» **Written task**: Tell how many lines carry the word "Yritystunnus"; the reply is the number and nothing else.

» **Provided records**:
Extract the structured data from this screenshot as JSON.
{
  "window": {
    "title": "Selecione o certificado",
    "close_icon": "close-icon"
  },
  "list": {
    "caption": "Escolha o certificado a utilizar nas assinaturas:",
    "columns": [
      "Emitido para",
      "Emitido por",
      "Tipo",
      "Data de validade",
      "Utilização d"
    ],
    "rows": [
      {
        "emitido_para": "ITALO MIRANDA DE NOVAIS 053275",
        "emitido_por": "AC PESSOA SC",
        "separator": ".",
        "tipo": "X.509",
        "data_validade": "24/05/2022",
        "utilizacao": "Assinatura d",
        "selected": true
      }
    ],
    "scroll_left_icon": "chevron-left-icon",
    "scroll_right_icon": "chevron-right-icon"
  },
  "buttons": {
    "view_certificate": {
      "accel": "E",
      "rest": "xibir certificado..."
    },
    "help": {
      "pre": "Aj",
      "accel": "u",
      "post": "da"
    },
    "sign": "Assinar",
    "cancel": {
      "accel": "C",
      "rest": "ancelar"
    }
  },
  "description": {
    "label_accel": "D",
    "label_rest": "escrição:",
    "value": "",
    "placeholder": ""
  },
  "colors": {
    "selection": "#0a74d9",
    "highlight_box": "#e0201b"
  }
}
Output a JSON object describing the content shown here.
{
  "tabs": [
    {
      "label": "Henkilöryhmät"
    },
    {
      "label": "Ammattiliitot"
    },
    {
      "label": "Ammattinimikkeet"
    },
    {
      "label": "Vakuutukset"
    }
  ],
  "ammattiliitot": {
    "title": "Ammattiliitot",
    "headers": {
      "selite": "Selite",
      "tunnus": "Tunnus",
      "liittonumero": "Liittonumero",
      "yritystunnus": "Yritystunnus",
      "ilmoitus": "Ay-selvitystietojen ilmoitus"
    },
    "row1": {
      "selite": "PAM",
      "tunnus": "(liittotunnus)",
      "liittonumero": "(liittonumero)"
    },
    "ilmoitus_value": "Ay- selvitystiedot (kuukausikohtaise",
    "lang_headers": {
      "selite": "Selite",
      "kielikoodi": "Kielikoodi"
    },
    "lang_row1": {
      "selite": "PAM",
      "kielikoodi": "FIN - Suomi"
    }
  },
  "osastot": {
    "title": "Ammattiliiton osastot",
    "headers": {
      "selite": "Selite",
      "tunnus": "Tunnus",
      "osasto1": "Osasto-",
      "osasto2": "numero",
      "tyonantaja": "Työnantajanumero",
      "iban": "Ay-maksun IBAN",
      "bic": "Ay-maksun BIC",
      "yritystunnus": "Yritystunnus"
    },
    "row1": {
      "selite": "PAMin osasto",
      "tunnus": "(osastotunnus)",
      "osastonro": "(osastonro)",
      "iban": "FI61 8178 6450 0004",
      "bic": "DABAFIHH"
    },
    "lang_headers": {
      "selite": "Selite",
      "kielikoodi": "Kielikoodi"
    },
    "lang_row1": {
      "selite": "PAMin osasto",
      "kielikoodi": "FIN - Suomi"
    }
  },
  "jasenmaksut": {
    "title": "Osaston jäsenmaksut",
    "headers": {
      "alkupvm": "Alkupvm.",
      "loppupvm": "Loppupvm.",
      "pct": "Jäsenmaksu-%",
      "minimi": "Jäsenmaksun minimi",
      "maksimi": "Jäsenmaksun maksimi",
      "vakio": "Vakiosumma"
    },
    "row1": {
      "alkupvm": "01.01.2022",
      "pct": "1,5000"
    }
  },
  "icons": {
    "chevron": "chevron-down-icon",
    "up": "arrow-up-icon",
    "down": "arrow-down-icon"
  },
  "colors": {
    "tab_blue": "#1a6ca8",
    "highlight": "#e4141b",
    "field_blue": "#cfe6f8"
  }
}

» **Finished task**: 2